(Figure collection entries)

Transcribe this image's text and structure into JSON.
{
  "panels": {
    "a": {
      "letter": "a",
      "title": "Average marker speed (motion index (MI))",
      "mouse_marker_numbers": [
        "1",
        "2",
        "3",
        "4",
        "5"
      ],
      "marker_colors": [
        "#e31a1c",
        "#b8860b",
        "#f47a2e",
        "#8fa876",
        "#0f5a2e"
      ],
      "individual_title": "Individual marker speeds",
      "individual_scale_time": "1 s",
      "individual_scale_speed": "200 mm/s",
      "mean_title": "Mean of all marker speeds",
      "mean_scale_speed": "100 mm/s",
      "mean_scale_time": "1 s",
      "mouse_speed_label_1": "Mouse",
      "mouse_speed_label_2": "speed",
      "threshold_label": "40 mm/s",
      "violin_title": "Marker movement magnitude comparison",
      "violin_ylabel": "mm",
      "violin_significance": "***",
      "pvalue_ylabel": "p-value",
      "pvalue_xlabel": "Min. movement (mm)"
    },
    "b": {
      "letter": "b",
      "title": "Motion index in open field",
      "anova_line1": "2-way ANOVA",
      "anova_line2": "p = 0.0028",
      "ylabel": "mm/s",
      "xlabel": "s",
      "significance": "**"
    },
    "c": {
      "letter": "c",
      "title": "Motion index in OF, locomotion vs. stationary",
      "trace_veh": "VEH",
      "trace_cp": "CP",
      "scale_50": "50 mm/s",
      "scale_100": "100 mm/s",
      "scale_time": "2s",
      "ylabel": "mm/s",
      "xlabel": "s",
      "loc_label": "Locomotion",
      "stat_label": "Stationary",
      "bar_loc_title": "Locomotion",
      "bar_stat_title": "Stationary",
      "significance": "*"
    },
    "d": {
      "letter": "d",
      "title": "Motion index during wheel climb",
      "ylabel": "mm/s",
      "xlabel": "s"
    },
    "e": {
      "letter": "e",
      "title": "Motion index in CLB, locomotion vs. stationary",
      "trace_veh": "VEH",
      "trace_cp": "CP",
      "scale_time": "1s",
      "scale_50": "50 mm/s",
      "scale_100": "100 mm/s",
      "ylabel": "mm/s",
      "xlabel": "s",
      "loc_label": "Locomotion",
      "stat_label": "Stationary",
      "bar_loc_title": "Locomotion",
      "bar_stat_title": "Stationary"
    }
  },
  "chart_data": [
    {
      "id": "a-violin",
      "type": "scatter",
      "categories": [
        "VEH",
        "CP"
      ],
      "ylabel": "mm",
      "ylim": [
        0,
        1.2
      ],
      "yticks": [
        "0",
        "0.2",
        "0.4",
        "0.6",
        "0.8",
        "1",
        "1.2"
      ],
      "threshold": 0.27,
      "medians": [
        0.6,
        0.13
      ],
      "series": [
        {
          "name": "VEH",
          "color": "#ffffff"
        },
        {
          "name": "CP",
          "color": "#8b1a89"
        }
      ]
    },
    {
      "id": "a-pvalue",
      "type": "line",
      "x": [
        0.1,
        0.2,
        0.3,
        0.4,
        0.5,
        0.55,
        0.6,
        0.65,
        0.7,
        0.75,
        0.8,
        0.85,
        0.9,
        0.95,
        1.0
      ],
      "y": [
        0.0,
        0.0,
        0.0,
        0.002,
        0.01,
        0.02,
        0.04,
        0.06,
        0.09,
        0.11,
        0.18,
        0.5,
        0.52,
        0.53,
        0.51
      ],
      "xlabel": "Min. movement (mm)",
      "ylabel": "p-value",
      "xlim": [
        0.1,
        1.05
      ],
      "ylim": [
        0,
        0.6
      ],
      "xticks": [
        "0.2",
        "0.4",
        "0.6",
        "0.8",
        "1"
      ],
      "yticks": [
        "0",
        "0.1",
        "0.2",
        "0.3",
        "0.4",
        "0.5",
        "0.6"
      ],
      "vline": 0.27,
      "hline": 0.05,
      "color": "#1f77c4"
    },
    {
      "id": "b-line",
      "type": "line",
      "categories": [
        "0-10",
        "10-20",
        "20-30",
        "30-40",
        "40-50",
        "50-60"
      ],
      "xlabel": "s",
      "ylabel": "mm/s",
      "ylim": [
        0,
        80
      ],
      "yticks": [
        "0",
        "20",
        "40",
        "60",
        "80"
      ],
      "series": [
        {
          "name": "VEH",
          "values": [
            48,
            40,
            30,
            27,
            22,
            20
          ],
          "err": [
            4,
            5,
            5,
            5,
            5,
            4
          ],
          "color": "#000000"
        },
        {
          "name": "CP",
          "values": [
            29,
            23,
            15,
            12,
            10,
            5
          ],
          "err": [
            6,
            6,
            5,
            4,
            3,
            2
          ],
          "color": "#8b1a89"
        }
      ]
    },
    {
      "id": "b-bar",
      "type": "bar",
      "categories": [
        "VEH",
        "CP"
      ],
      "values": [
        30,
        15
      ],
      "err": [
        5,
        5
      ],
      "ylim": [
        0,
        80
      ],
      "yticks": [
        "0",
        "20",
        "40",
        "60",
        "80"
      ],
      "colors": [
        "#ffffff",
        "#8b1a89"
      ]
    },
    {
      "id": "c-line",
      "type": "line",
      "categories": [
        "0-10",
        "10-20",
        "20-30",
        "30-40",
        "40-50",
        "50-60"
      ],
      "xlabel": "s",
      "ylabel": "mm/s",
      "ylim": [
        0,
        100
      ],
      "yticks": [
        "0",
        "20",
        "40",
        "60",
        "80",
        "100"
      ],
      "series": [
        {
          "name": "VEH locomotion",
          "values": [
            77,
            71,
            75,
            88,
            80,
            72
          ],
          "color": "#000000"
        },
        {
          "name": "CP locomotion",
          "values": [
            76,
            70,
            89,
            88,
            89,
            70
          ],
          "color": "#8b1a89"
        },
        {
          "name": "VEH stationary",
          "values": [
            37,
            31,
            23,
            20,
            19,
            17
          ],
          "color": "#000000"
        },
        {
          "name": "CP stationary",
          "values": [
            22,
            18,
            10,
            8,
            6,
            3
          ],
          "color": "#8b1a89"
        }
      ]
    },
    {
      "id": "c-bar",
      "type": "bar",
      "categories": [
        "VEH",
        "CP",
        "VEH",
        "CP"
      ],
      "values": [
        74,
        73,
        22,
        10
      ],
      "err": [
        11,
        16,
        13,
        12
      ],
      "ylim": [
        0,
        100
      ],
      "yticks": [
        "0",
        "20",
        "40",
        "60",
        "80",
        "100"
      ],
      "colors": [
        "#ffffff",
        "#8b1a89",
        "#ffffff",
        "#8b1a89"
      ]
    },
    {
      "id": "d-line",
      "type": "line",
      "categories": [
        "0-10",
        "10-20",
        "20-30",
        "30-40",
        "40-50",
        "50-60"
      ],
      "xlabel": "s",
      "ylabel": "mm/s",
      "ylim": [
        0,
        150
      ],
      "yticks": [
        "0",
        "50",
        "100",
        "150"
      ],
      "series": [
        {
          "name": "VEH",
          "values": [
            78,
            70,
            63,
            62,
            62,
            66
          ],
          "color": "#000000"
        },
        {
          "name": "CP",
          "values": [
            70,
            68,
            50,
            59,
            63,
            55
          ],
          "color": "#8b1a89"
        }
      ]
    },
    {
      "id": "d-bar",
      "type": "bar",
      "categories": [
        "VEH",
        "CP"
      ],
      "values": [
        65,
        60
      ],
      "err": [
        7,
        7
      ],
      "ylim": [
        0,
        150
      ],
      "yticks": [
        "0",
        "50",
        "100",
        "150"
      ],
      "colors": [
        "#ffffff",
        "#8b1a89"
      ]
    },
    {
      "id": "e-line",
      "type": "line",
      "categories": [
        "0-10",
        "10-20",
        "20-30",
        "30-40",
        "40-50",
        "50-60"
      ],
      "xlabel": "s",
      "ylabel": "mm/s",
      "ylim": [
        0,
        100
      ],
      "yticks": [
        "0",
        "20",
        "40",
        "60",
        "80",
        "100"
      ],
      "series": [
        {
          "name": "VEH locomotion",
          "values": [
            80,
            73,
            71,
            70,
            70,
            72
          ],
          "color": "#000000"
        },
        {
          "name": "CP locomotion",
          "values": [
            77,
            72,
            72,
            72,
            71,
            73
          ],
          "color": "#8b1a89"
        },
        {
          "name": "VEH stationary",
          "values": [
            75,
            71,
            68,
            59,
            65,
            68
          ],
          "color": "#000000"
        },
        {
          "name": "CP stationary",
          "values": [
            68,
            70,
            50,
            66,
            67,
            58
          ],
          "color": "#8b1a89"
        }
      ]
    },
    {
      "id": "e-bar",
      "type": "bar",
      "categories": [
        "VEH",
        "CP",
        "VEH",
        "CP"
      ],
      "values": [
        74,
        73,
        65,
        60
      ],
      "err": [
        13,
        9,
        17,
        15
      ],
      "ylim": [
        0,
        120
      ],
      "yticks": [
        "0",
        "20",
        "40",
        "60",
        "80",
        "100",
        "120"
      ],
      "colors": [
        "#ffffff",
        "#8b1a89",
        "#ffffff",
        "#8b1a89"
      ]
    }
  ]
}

* _Stated exercise_: Extract every line that has the string "index" in it.

* _Solution to this problem_:
      "title": "Average marker speed (motion index (MI))",
      "title": "Motion index in open field",
      "title": "Motion index in OF, locomotion vs. stationary",
      "title": "Motion index during wheel climb",
      "title": "Motion index in CLB, locomotion vs. stationary",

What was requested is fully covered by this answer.